● **STATED TASK**
In the career advancement Q&A, what two obvious ways of building a professional brand are named?

The Q&A—on Career Advancement

With Villanova University’s Rita DiCarlo  

“I wish I would have been told to say ‘yes’ as much as possible and figure out the “how” later.”

Q: You are in the business of helping college students achieve their career goals. What are your top tips that apply at any point in a woman’s professional career?

Two tips that I believe are relevant across a woman’s entire career journey are:

  • You control and manage your professional brand
  • In order to be successful in the job search process, you must put in the work

The ability to develop and manage your professional brand is applicable at every point in a woman’s career. You build your professional brand in obvious ways, from having a comprehensive LinkedIn profile, to developing a tailored resume.

However, you are also building this brand every day. Even day-to-day activities can be critical in how you are perceived. These include how you show up to work. Do you follow through on your commitments? How do you operate in meetings? Do you provide constructive recommendations, or are you always voicing negative opinions? It is important to be thoughtful and self-reflective about your communication style, work ethic, and attitude, all of which have a cumulative effect in the creation your brand. You should also solicit feedback to truly understand how you are being received by your colleagues.

● **SUPPLIED DATA**
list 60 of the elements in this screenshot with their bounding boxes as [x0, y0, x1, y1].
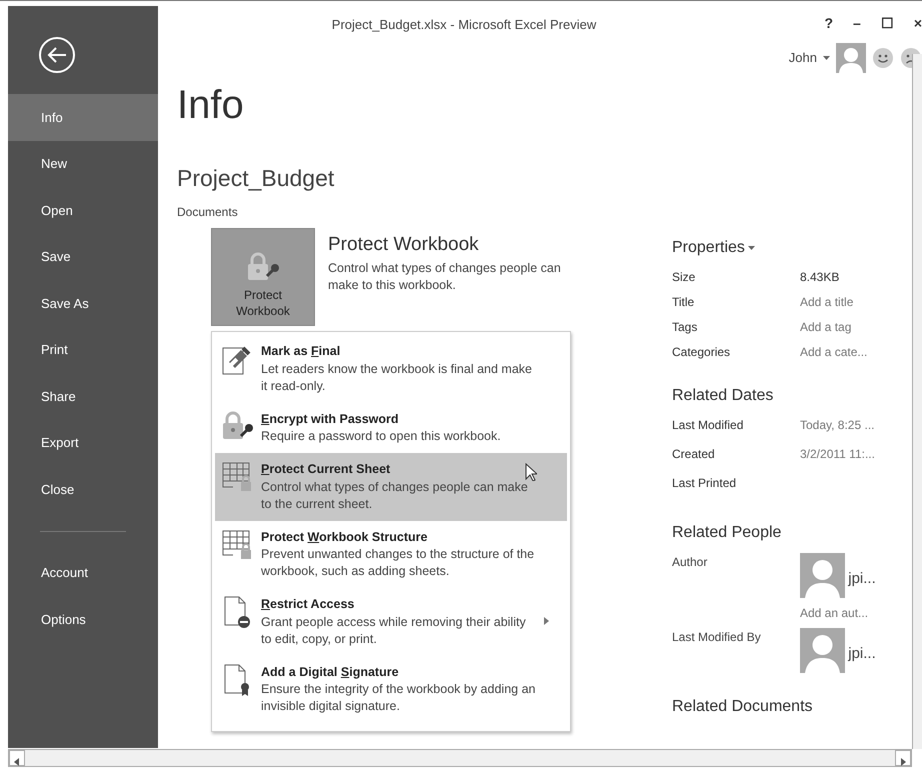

● **TASK RESULT**
Having a comprehensive LinkedIn profile and developing a tailored resume.